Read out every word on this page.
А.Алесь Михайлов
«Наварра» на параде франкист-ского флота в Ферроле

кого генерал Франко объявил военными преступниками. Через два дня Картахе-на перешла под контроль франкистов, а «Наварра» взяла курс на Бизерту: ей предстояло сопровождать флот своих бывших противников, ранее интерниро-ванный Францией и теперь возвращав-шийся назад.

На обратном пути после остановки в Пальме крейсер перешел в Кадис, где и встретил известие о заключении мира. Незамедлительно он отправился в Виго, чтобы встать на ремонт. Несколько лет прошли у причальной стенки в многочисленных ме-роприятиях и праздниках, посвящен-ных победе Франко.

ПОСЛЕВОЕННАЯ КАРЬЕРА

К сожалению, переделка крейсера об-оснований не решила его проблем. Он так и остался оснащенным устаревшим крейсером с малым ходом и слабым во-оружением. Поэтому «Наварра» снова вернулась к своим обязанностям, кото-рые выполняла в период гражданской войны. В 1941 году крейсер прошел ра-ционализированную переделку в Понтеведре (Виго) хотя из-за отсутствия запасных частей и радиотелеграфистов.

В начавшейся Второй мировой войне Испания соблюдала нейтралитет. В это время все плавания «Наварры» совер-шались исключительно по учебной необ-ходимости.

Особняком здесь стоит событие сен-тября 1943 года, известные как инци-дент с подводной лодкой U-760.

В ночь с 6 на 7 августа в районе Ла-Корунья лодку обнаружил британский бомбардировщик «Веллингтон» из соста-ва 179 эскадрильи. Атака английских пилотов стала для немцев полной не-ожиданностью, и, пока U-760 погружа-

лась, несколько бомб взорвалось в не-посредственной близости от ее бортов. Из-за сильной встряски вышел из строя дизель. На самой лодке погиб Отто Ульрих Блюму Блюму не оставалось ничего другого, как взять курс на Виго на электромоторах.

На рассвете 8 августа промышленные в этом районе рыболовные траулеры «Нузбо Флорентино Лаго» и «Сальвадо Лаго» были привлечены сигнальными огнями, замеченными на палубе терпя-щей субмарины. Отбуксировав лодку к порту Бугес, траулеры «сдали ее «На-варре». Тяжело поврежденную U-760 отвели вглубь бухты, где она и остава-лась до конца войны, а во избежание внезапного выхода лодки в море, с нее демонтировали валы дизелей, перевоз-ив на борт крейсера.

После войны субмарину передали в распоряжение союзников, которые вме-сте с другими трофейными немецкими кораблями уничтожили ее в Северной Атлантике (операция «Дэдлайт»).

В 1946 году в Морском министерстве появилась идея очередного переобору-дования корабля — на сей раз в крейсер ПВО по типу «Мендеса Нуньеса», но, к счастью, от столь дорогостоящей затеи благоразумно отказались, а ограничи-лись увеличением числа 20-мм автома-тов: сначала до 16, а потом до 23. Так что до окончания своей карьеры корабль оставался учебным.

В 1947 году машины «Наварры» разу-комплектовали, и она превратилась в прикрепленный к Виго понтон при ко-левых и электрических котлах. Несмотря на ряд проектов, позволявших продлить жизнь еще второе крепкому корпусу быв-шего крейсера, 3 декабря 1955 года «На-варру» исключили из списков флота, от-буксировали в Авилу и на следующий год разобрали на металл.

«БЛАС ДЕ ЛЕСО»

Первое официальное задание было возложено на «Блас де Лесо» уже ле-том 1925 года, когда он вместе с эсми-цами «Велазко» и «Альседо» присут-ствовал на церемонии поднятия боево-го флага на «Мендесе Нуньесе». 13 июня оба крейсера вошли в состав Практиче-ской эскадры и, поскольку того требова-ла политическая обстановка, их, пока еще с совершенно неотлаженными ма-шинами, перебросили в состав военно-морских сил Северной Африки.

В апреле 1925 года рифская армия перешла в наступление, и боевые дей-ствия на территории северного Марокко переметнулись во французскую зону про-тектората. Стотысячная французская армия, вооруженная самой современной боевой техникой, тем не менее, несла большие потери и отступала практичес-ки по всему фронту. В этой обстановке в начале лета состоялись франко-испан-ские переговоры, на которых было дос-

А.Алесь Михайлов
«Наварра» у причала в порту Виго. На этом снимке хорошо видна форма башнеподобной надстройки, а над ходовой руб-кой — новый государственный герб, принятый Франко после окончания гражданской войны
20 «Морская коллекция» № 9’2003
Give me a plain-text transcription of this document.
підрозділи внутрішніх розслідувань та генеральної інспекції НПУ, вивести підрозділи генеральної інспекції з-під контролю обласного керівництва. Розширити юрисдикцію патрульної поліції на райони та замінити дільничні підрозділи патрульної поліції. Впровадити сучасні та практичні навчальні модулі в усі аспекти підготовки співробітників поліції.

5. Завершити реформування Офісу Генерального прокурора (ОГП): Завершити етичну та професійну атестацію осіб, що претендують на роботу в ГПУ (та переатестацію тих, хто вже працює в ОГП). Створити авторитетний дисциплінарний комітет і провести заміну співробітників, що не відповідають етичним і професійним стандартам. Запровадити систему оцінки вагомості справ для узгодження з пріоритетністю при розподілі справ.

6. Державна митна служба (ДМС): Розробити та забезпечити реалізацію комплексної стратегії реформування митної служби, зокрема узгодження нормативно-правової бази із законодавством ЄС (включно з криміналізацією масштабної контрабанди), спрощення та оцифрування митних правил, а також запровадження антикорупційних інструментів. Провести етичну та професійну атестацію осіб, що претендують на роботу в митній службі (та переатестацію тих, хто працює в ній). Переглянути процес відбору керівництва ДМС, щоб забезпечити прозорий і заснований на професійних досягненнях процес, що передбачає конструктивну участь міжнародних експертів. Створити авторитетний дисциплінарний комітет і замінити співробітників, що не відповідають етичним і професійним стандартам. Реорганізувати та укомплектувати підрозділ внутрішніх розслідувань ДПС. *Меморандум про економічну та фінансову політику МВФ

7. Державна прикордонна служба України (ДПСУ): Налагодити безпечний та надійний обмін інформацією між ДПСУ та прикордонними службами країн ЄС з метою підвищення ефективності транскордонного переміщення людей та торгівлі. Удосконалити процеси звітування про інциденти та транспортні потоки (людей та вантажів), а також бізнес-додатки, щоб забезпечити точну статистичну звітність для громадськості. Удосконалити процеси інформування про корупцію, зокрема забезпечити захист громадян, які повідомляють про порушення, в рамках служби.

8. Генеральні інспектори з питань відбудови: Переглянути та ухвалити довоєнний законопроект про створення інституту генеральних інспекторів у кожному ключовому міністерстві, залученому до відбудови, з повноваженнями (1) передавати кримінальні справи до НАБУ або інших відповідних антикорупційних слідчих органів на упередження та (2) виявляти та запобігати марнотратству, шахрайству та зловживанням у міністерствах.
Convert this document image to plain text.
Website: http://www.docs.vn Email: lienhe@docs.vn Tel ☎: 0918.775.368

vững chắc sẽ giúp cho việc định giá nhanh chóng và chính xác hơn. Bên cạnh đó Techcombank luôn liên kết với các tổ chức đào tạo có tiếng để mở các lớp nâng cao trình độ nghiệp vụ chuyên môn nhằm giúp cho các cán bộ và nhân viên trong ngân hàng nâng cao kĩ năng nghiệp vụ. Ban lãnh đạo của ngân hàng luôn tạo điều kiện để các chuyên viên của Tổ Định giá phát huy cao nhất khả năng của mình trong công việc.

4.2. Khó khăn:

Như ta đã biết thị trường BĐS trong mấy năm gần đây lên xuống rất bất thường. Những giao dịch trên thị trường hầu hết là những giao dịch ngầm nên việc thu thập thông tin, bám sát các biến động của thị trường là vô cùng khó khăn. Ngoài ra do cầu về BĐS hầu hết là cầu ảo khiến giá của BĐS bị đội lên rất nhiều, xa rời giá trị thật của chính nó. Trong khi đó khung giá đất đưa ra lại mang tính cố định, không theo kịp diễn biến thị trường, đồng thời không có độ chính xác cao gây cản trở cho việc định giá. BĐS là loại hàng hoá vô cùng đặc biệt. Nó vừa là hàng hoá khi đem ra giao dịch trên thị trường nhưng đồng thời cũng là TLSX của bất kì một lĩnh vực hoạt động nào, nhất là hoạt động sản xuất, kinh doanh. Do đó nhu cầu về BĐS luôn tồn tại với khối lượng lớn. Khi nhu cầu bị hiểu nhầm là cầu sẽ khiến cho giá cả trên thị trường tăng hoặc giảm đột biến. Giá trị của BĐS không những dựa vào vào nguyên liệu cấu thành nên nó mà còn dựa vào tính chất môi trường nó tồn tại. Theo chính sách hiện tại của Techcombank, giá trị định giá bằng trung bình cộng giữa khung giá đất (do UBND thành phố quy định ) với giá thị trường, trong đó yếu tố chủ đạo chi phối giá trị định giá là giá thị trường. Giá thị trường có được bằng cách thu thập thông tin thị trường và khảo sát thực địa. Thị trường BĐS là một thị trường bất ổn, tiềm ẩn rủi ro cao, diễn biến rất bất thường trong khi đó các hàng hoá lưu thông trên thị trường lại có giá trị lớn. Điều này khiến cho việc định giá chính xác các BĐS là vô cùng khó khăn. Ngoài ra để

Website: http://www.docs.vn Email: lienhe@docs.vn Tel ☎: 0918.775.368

** Exercise objective **
Find every line above that contains the word "флота", and return each one.

** Solution for this exercise **
«Наварра» на параде франкист-ского флота в Ферроле
В 1947 году машины «Наварры» разу-комплектовали, и она превратилась в прикрепленный к Виго понтон при ко-левых и электрических котлах. Несмотря на ряд проектов, позволявших продлить жизнь еще второе крепкому корпусу быв-шего крейсера, 3 декабря 1955 года «На-варру» исключили из списков флота, от-буксировали в Авилу и на следующий год разобрали на металл.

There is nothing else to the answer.